* Begin Entries shown *

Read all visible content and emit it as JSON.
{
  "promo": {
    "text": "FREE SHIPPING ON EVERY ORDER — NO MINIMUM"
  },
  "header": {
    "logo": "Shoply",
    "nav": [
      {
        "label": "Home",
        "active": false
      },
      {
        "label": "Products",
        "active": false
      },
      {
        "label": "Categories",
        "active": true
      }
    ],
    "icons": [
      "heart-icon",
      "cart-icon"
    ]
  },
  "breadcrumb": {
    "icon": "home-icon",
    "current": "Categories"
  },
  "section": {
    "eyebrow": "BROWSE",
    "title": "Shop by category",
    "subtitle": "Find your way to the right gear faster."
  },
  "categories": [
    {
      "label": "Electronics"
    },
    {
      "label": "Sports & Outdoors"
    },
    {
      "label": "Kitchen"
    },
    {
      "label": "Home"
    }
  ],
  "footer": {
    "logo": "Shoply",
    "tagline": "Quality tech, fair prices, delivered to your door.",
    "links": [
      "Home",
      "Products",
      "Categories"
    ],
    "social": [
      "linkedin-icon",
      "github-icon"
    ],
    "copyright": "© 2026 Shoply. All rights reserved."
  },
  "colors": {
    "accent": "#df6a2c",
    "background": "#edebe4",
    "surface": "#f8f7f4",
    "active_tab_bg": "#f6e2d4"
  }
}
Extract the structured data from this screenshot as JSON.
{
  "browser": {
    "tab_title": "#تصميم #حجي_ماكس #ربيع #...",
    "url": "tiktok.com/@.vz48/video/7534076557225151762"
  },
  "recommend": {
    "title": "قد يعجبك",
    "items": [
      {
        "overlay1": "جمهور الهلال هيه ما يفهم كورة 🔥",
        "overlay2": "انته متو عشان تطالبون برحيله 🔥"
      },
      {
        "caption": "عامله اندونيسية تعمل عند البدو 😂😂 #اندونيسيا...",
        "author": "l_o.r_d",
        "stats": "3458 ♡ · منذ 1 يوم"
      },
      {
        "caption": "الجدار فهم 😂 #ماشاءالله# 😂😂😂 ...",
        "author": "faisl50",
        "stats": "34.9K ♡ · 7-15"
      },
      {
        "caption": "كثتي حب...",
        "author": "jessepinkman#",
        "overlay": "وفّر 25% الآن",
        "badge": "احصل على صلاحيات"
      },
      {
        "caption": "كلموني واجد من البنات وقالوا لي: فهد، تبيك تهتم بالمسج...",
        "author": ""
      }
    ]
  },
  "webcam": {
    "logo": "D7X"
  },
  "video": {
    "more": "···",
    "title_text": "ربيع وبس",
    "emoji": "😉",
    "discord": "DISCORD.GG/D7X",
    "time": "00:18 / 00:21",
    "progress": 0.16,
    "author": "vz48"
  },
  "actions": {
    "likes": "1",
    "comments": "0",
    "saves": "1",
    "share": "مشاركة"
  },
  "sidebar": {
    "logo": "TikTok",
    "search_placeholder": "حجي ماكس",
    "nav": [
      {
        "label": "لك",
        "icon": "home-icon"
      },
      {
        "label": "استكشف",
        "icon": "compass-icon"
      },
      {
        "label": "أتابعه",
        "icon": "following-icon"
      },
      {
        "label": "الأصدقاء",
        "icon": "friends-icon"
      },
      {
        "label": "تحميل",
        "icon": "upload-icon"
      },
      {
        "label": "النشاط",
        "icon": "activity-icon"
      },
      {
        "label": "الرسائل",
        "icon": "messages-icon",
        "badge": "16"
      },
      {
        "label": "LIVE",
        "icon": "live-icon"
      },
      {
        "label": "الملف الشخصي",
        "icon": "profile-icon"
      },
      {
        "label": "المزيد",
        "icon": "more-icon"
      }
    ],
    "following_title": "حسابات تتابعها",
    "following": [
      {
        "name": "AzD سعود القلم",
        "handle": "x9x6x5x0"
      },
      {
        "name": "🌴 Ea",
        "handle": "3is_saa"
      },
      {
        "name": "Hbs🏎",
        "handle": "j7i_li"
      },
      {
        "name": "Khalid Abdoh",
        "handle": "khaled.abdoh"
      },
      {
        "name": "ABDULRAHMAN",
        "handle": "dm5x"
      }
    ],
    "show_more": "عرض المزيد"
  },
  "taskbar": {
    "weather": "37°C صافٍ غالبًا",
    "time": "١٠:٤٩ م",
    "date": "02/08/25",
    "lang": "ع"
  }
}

* End Entries shown *

■ Work to complete ■
Search the entries for the word "video" and gather every line where it appears.

■ Completed task ■
    "url": "tiktok.com/@.vz48/video/7534076557225151762"
  "video": {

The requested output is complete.